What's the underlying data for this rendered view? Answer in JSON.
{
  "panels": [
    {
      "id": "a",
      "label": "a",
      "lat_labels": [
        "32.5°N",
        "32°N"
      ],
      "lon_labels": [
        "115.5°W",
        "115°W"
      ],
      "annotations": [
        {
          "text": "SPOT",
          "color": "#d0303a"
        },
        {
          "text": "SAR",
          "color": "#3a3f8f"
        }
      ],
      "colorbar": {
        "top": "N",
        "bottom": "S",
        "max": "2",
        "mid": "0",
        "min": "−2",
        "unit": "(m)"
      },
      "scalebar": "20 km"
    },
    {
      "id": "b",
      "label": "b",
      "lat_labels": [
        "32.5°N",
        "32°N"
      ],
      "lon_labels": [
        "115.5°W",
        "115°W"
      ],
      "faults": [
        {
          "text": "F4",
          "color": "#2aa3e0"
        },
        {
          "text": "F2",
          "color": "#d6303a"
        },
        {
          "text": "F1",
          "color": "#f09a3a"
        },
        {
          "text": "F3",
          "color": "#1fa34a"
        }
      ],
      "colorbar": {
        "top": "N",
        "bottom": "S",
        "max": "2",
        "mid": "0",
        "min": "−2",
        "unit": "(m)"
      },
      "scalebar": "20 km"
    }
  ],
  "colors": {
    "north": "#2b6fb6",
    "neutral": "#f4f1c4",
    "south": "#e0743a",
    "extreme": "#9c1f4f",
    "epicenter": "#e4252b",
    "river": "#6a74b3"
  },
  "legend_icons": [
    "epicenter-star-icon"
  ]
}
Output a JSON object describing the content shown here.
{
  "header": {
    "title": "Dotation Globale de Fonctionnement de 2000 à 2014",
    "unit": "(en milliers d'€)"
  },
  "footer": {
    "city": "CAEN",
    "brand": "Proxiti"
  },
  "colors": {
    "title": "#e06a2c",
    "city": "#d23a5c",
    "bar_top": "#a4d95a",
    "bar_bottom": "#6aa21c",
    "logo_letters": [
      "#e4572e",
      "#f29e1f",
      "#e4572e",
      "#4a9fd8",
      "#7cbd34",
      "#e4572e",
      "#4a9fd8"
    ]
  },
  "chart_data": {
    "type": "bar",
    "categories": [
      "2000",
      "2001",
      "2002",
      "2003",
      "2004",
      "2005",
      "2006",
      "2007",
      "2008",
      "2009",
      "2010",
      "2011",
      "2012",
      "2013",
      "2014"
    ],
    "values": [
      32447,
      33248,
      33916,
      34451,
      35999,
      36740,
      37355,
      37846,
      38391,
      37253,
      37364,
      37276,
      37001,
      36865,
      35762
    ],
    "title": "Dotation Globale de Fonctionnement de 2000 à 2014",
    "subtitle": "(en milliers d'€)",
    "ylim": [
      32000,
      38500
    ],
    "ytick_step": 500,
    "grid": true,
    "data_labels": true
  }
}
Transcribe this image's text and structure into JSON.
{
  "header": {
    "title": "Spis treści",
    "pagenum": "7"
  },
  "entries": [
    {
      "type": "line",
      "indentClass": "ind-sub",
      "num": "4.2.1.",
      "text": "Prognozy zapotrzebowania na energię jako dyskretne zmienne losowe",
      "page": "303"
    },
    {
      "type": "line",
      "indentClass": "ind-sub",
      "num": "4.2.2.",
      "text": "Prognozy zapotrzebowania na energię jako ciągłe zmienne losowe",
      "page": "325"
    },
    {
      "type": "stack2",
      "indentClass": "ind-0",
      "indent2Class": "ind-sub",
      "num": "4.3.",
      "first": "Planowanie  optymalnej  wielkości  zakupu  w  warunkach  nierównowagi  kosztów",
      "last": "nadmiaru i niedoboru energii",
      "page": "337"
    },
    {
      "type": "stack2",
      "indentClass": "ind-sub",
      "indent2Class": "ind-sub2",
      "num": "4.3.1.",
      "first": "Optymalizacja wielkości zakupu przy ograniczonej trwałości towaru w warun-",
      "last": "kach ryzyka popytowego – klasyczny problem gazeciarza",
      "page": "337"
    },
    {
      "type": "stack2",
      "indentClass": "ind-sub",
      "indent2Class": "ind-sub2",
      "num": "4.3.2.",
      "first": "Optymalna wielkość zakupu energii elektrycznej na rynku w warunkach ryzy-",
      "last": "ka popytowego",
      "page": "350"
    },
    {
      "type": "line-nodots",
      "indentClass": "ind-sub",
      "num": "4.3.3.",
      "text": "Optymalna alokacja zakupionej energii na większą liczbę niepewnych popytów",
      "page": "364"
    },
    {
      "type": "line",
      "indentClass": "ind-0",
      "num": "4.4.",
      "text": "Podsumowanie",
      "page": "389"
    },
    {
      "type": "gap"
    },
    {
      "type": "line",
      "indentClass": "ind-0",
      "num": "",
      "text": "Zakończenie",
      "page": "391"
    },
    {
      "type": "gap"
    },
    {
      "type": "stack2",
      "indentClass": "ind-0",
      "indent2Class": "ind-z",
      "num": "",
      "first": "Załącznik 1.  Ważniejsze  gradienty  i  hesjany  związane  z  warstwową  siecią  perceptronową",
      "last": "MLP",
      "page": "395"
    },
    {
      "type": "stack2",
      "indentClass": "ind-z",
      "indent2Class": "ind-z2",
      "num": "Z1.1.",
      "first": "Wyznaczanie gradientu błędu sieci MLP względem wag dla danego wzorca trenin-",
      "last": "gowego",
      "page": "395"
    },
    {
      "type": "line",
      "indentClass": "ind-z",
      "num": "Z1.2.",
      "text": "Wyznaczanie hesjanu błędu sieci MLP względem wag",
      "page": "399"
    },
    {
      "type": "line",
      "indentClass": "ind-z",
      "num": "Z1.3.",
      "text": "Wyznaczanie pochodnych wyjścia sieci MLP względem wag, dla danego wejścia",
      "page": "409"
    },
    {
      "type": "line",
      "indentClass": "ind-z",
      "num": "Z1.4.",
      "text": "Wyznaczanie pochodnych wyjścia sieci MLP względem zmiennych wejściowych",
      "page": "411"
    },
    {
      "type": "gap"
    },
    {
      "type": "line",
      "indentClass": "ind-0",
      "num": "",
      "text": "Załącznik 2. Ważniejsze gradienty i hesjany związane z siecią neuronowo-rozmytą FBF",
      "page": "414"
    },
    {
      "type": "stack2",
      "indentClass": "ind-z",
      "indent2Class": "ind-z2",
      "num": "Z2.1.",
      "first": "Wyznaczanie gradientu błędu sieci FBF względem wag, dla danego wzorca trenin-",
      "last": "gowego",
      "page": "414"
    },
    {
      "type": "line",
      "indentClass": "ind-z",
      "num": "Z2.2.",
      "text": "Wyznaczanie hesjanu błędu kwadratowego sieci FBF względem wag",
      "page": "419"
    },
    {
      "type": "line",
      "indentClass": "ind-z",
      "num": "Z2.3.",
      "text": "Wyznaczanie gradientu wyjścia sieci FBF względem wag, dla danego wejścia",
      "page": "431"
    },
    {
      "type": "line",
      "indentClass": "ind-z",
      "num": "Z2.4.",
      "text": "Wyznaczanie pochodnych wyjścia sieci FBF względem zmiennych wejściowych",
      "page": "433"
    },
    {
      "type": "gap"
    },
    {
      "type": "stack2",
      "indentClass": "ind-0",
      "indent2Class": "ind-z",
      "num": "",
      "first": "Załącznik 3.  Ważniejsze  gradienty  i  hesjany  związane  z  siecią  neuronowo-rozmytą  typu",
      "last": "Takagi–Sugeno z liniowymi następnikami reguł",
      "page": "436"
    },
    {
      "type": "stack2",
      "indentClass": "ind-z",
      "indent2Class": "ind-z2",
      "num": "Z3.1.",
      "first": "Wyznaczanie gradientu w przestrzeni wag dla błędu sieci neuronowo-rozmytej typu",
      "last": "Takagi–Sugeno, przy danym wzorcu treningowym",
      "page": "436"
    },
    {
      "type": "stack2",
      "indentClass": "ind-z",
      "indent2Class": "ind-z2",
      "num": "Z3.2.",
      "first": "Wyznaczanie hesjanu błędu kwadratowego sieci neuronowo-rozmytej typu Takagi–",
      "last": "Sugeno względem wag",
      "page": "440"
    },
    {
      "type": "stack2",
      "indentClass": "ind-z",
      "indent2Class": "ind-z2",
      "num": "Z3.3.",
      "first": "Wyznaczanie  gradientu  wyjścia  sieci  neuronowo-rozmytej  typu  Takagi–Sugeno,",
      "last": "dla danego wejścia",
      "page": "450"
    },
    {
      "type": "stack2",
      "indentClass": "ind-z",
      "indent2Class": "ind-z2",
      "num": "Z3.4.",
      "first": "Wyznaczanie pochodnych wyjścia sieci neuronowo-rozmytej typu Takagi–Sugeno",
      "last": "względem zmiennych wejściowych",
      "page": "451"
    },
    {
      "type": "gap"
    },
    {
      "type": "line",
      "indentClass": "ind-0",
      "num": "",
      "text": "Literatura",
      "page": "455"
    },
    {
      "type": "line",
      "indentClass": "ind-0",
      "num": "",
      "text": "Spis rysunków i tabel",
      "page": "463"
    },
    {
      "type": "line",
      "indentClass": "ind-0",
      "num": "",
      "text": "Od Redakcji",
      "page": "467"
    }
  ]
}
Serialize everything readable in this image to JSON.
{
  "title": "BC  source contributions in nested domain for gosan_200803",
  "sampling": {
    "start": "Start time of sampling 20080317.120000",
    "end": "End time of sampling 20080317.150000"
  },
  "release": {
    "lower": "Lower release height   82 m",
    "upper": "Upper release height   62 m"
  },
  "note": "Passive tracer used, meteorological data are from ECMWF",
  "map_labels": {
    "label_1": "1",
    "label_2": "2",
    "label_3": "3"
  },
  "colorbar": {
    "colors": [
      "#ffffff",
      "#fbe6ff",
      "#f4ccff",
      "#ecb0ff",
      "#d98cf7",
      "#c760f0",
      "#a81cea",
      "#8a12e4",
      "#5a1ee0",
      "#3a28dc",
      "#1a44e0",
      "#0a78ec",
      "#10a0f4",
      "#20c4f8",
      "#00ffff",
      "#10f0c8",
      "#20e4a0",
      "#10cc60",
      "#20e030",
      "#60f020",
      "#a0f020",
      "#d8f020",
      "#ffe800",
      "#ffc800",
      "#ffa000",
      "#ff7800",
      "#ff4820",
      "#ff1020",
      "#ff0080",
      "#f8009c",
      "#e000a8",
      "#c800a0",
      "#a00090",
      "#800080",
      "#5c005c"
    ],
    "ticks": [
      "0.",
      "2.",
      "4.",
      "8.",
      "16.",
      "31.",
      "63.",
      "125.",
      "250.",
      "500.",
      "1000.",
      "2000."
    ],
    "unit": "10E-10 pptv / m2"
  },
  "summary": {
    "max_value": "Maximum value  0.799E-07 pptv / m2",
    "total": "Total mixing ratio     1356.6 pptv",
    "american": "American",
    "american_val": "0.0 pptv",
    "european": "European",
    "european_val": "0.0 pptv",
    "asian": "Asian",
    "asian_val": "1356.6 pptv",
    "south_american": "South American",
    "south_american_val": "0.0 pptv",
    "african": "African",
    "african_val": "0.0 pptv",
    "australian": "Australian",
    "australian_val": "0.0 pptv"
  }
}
::::::::::
Filter the listing for the word "rozmytą" and copy every line that holds it.

      "text": "Załącznik 2. Ważniejsze gradienty i hesjany związane z siecią neuronowo-rozmytą FBF",
      "first": "Załącznik 3.  Ważniejsze  gradienty  i  hesjany  związane  z  siecią  neuronowo-rozmytą  typu",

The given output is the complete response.